## start
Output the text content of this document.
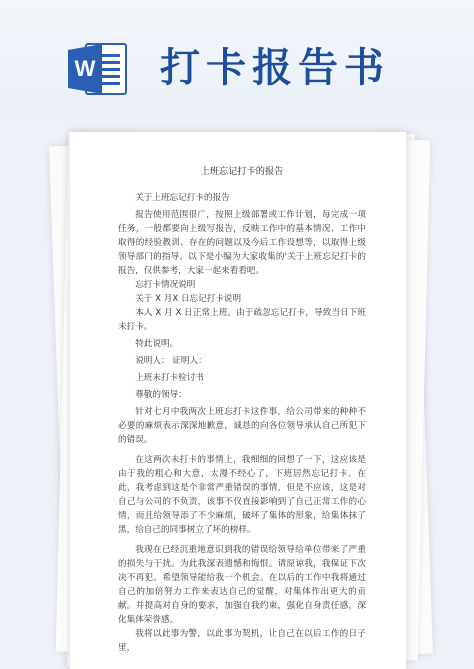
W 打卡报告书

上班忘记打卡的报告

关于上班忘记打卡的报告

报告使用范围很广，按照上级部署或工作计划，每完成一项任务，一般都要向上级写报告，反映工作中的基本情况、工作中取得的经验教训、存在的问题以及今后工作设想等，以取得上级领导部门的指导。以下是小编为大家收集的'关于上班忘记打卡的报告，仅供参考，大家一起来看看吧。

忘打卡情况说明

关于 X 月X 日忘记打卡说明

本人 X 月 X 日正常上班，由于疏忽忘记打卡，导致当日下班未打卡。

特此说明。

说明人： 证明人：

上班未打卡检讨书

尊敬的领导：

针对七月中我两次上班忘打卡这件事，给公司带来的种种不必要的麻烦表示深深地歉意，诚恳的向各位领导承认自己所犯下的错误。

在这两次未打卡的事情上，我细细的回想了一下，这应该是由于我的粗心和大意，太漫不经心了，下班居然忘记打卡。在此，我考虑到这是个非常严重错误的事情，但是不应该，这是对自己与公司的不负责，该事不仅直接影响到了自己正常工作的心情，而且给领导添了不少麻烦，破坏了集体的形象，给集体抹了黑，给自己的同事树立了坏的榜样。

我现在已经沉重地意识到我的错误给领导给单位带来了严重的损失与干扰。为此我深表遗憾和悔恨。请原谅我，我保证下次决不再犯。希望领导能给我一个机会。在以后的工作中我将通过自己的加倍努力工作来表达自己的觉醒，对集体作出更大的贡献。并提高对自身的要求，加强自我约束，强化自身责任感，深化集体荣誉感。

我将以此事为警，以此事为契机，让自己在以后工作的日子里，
## end
Pull out every line of the records above that contains the word "关于上班忘记打卡的报告".

§ **SOLUTION TO THE PROBLEM**:
关于上班忘记打卡的报告
报告使用范围很广，按照上级部署或工作计划，每完成一项任务，一般都要向上级写报告，反映工作中的基本情况、工作中取得的经验教训、存在的问题以及今后工作设想等，以取得上级领导部门的指导。以下是小编为大家收集的'关于上班忘记打卡的报告，仅供参考，大家一起来看看吧。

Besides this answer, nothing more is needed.